• _Goal of the exercise_
Write out every entry word for word.

Raw records
-=-=-=-=-

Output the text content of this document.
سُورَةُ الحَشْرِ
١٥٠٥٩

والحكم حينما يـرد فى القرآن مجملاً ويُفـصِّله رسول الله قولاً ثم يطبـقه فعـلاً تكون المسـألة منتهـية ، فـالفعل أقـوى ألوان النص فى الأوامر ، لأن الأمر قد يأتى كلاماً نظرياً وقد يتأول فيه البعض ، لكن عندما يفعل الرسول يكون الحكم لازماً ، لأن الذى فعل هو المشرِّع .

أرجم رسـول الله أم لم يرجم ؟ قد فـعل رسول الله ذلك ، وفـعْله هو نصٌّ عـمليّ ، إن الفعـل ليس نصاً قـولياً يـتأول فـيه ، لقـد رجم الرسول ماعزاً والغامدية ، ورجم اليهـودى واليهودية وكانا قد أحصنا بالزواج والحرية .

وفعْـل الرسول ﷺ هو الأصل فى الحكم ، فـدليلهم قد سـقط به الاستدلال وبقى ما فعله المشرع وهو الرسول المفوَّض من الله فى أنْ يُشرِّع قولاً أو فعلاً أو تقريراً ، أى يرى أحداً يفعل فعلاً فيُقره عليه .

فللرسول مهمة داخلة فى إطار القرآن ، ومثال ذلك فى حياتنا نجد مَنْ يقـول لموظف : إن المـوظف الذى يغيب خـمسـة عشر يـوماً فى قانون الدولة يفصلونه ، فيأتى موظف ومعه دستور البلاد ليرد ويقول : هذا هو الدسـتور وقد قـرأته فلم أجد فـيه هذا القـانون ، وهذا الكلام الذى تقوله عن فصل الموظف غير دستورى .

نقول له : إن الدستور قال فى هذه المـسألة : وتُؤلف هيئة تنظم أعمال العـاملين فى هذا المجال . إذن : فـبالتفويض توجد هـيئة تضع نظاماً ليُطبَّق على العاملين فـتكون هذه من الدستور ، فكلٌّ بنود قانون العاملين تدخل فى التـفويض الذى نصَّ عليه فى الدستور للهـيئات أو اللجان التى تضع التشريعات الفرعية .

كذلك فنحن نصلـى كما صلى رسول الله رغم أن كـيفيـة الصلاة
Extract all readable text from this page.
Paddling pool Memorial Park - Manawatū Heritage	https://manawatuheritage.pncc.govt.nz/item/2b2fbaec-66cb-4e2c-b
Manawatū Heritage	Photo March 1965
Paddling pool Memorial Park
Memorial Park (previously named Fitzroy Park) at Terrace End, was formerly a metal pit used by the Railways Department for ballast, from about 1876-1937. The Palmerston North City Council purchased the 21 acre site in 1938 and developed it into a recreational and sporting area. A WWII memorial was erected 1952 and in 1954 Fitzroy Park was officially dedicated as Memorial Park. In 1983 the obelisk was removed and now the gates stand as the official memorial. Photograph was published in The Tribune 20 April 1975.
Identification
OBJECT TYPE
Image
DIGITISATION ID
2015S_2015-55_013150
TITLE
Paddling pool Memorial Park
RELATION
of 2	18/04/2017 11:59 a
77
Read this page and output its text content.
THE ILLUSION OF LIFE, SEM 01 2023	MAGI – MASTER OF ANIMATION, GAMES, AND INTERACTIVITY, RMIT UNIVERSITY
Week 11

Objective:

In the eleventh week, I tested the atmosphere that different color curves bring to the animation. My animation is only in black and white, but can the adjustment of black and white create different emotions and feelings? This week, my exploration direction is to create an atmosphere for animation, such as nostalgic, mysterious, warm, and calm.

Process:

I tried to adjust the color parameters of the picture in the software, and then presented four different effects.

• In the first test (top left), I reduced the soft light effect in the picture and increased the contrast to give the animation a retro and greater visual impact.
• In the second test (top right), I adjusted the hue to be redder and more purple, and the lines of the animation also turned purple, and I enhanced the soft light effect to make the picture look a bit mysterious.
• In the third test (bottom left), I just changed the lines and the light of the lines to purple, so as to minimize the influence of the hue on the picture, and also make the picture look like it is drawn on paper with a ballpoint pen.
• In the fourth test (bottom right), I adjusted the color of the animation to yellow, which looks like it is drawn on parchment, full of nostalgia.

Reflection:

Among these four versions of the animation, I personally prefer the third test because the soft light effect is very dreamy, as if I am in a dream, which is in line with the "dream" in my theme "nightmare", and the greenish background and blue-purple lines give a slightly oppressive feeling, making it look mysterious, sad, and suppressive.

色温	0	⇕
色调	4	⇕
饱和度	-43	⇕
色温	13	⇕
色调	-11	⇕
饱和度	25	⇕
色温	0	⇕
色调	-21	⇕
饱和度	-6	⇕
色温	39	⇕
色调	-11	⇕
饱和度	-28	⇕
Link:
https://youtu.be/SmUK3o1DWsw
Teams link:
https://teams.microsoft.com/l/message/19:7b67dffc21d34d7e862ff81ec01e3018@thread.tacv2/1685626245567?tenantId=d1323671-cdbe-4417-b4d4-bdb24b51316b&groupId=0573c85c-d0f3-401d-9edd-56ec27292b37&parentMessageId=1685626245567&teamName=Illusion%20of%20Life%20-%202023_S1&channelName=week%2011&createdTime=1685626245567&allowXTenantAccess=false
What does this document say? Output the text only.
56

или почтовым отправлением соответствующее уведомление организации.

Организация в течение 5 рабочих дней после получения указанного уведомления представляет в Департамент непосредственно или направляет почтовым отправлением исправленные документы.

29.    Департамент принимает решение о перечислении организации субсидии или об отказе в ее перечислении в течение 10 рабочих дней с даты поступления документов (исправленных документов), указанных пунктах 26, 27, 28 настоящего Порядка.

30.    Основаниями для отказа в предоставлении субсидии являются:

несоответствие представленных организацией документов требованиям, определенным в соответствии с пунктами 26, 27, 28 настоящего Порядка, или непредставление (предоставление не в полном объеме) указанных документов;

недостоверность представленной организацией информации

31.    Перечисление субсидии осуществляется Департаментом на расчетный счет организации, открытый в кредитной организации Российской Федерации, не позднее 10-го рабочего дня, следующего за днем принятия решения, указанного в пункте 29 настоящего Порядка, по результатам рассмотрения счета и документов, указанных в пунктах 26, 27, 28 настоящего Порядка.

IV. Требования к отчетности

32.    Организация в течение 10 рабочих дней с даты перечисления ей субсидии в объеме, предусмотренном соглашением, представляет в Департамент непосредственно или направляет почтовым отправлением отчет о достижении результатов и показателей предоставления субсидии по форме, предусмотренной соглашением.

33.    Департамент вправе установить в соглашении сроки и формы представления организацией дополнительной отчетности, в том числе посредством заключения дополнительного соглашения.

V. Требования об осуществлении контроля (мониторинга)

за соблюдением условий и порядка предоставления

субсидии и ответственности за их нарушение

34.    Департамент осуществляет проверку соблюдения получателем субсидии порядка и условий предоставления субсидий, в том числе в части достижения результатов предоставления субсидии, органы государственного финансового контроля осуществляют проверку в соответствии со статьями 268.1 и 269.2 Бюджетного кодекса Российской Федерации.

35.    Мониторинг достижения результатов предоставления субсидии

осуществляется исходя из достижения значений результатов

-=-=-=-=-

• _Problem solution_
Output the text content of this document.
سُورَةُ الحَشْرِ
١٥٠٥٩

والحكم حينما يـرد فى القرآن مجملاً ويُفـصِّله رسول الله قولاً ثم يطبـقه فعـلاً تكون المسـألة منتهـية ، فـالفعل أقـوى ألوان النص فى الأوامر ، لأن الأمر قد يأتى كلاماً نظرياً وقد يتأول فيه البعض ، لكن عندما يفعل الرسول يكون الحكم لازماً ، لأن الذى فعل هو المشرِّع .

أرجم رسـول الله أم لم يرجم ؟ قد فـعل رسول الله ذلك ، وفـعْله هو نصٌّ عـمليّ ، إن الفعـل ليس نصاً قـولياً يـتأول فـيه ، لقـد رجم الرسول ماعزاً والغامدية ، ورجم اليهـودى واليهودية وكانا قد أحصنا بالزواج والحرية .

وفعْـل الرسول ﷺ هو الأصل فى الحكم ، فـدليلهم قد سـقط به الاستدلال وبقى ما فعله المشرع وهو الرسول المفوَّض من الله فى أنْ يُشرِّع قولاً أو فعلاً أو تقريراً ، أى يرى أحداً يفعل فعلاً فيُقره عليه .

فللرسول مهمة داخلة فى إطار القرآن ، ومثال ذلك فى حياتنا نجد مَنْ يقـول لموظف : إن المـوظف الذى يغيب خـمسـة عشر يـوماً فى قانون الدولة يفصلونه ، فيأتى موظف ومعه دستور البلاد ليرد ويقول : هذا هو الدسـتور وقد قـرأته فلم أجد فـيه هذا القـانون ، وهذا الكلام الذى تقوله عن فصل الموظف غير دستورى .

نقول له : إن الدستور قال فى هذه المـسألة : وتُؤلف هيئة تنظم أعمال العـاملين فى هذا المجال . إذن : فـبالتفويض توجد هـيئة تضع نظاماً ليُطبَّق على العاملين فـتكون هذه من الدستور ، فكلٌّ بنود قانون العاملين تدخل فى التـفويض الذى نصَّ عليه فى الدستور للهـيئات أو اللجان التى تضع التشريعات الفرعية .

كذلك فنحن نصلـى كما صلى رسول الله رغم أن كـيفيـة الصلاة
Extract all readable text from this page.
Paddling pool Memorial Park - Manawatū Heritage	https://manawatuheritage.pncc.govt.nz/item/2b2fbaec-66cb-4e2c-b
Manawatū Heritage	Photo March 1965
Paddling pool Memorial Park
Memorial Park (previously named Fitzroy Park) at Terrace End, was formerly a metal pit used by the Railways Department for ballast, from about 1876-1937. The Palmerston North City Council purchased the 21 acre site in 1938 and developed it into a recreational and sporting area. A WWII memorial was erected 1952 and in 1954 Fitzroy Park was officially dedicated as Memorial Park. In 1983 the obelisk was removed and now the gates stand as the official memorial. Photograph was published in The Tribune 20 April 1975.
Identification
OBJECT TYPE
Image
DIGITISATION ID
2015S_2015-55_013150
TITLE
Paddling pool Memorial Park
RELATION
of 2	18/04/2017 11:59 a
77
Read this page and output its text content.
THE ILLUSION OF LIFE, SEM 01 2023	MAGI – MASTER OF ANIMATION, GAMES, AND INTERACTIVITY, RMIT UNIVERSITY
Week 11

Objective:

In the eleventh week, I tested the atmosphere that different color curves bring to the animation. My animation is only in black and white, but can the adjustment of black and white create different emotions and feelings? This week, my exploration direction is to create an atmosphere for animation, such as nostalgic, mysterious, warm, and calm.

Process:

I tried to adjust the color parameters of the picture in the software, and then presented four different effects.

• In the first test (top left), I reduced the soft light effect in the picture and increased the contrast to give the animation a retro and greater visual impact.
• In the second test (top right), I adjusted the hue to be redder and more purple, and the lines of the animation also turned purple, and I enhanced the soft light effect to make the picture look a bit mysterious.
• In the third test (bottom left), I just changed the lines and the light of the lines to purple, so as to minimize the influence of the hue on the picture, and also make the picture look like it is drawn on paper with a ballpoint pen.
• In the fourth test (bottom right), I adjusted the color of the animation to yellow, which looks like it is drawn on parchment, full of nostalgia.

Reflection:

Among these four versions of the animation, I personally prefer the third test because the soft light effect is very dreamy, as if I am in a dream, which is in line with the "dream" in my theme "nightmare", and the greenish background and blue-purple lines give a slightly oppressive feeling, making it look mysterious, sad, and suppressive.

色温	0	⇕
色调	4	⇕
饱和度	-43	⇕
色温	13	⇕
色调	-11	⇕
饱和度	25	⇕
色温	0	⇕
色调	-21	⇕
饱和度	-6	⇕
色温	39	⇕
色调	-11	⇕
饱和度	-28	⇕
Link:
https://youtu.be/SmUK3o1DWsw
Teams link:
https://teams.microsoft.com/l/message/19:7b67dffc21d34d7e862ff81ec01e3018@thread.tacv2/1685626245567?tenantId=d1323671-cdbe-4417-b4d4-bdb24b51316b&groupId=0573c85c-d0f3-401d-9edd-56ec27292b37&parentMessageId=1685626245567&teamName=Illusion%20of%20Life%20-%202023_S1&channelName=week%2011&createdTime=1685626245567&allowXTenantAccess=false
What does this document say? Output the text only.
56

или почтовым отправлением соответствующее уведомление организации.

Организация в течение 5 рабочих дней после получения указанного уведомления представляет в Департамент непосредственно или направляет почтовым отправлением исправленные документы.

29.    Департамент принимает решение о перечислении организации субсидии или об отказе в ее перечислении в течение 10 рабочих дней с даты поступления документов (исправленных документов), указанных пунктах 26, 27, 28 настоящего Порядка.

30.    Основаниями для отказа в предоставлении субсидии являются:

несоответствие представленных организацией документов требованиям, определенным в соответствии с пунктами 26, 27, 28 настоящего Порядка, или непредставление (предоставление не в полном объеме) указанных документов;

недостоверность представленной организацией информации

31.    Перечисление субсидии осуществляется Департаментом на расчетный счет организации, открытый в кредитной организации Российской Федерации, не позднее 10-го рабочего дня, следующего за днем принятия решения, указанного в пункте 29 настоящего Порядка, по результатам рассмотрения счета и документов, указанных в пунктах 26, 27, 28 настоящего Порядка.

IV. Требования к отчетности

32.    Организация в течение 10 рабочих дней с даты перечисления ей субсидии в объеме, предусмотренном соглашением, представляет в Департамент непосредственно или направляет почтовым отправлением отчет о достижении результатов и показателей предоставления субсидии по форме, предусмотренной соглашением.

33.    Департамент вправе установить в соглашении сроки и формы представления организацией дополнительной отчетности, в том числе посредством заключения дополнительного соглашения.

V. Требования об осуществлении контроля (мониторинга)

за соблюдением условий и порядка предоставления

субсидии и ответственности за их нарушение

34.    Департамент осуществляет проверку соблюдения получателем субсидии порядка и условий предоставления субсидий, в том числе в части достижения результатов предоставления субсидии, органы государственного финансового контроля осуществляют проверку в соответствии со статьями 268.1 и 269.2 Бюджетного кодекса Российской Федерации.

35.    Мониторинг достижения результатов предоставления субсидии

осуществляется исходя из достижения значений результатов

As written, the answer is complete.